Supplied passage:
Content starts

What have others experienced with the pi in terms of fragility? What mitigations did you put in place?

Many thanks, Otto

I’ve been working on an off-the-shelf rPi image with Java 11 and all the libraries (ntcore, cscore, cameraserver) bundled, along with a web dashboard and some other goodies. Basically you just image a microSD card and it’s plug and play. It’s in an alpha state at present but should be feature-complete in the next week or so, and we’re working on screensteps documentation.

To address the corruption concern, the image defaults to a read-only filesystem and you have to make it explicitly writable. I did this with 294’s raspberry pi image for a couple of seasons and never had an image corruption issue over hundreds of hard power offs.

We use a BeagleBone Black (same idea as a Pi) as our vision coprocessor and WS2812 LED controller. The BeagleBone has a power button that, when pressed, will trigger a clean shutdown in Linux. By the end of the build season, we had everyone who ever powered off the robot trained to push the BeagleBone power button, wait for the BeagleBone LEDs to go out, then hit the main breaker.

Content ends

Source information:

Content starts

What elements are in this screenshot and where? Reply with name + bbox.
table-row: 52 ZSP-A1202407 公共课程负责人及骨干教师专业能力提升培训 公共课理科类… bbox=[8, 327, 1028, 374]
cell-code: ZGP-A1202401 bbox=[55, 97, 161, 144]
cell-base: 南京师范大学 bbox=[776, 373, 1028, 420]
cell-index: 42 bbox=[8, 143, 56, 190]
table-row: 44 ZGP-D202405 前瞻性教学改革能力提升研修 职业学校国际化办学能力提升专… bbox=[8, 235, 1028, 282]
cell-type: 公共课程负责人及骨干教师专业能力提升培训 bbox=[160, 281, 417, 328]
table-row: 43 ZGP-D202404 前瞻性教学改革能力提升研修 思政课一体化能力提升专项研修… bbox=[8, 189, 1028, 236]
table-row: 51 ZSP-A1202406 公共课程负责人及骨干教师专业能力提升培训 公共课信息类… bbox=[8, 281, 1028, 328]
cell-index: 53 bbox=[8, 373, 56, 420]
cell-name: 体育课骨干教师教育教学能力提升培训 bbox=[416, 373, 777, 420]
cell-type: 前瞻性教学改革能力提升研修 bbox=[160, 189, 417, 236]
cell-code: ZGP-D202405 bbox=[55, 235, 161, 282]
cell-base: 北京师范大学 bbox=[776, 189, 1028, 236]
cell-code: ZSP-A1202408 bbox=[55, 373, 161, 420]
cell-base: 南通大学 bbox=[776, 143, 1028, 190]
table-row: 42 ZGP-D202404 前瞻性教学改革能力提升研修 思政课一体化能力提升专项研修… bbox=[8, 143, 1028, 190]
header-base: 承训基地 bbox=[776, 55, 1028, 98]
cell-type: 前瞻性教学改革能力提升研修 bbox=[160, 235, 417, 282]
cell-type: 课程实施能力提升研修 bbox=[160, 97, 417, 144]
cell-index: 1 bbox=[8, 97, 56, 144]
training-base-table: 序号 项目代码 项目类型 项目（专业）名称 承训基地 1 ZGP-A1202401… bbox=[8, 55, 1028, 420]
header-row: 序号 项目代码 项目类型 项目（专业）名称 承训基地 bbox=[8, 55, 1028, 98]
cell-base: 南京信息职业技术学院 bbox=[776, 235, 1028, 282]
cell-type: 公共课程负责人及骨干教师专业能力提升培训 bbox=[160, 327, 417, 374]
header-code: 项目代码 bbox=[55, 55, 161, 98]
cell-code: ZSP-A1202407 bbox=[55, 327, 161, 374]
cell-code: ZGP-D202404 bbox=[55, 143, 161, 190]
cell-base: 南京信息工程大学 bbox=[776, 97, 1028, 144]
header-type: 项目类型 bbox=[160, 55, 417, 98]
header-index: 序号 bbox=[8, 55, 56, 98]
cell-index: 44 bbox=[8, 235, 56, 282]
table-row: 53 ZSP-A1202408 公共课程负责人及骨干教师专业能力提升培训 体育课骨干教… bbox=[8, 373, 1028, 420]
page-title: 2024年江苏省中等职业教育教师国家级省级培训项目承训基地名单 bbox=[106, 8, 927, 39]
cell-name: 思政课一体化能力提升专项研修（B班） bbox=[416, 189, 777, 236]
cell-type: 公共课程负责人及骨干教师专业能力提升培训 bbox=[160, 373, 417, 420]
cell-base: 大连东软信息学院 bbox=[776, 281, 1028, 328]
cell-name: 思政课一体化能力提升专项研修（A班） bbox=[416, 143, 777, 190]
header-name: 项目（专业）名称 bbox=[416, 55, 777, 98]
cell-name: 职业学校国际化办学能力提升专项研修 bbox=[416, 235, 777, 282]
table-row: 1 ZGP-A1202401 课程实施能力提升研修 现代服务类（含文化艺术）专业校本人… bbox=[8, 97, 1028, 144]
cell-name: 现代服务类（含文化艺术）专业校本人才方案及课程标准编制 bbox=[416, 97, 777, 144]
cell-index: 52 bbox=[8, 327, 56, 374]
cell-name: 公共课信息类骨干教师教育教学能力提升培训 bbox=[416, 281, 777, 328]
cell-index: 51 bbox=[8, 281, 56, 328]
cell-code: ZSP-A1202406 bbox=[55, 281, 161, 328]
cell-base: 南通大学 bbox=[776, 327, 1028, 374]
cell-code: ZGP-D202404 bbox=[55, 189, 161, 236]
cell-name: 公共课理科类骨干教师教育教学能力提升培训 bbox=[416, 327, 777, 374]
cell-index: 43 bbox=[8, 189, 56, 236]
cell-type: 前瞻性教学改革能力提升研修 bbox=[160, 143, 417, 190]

Content ends

What you are asked to do:
Copy word for word the part of the passage about Raspberry Pi fragility from "What have others" up to and including "on screensteps documentation.". Rely only on the passage about Raspberry Pi fragility, not the listing.

Exercise response:
What have others experienced with the pi in terms of fragility? What mitigations did you put in place?

Many thanks, Otto

I’ve been working on an off-the-shelf rPi image with Java 11 and all the libraries (ntcore, cscore, cameraserver) bundled, along with a web dashboard and some other goodies. Basically you just image a microSD card and it’s plug and play. It’s in an alpha state at present but should be feature-complete in the next week or so, and we’re working on screensteps documentation.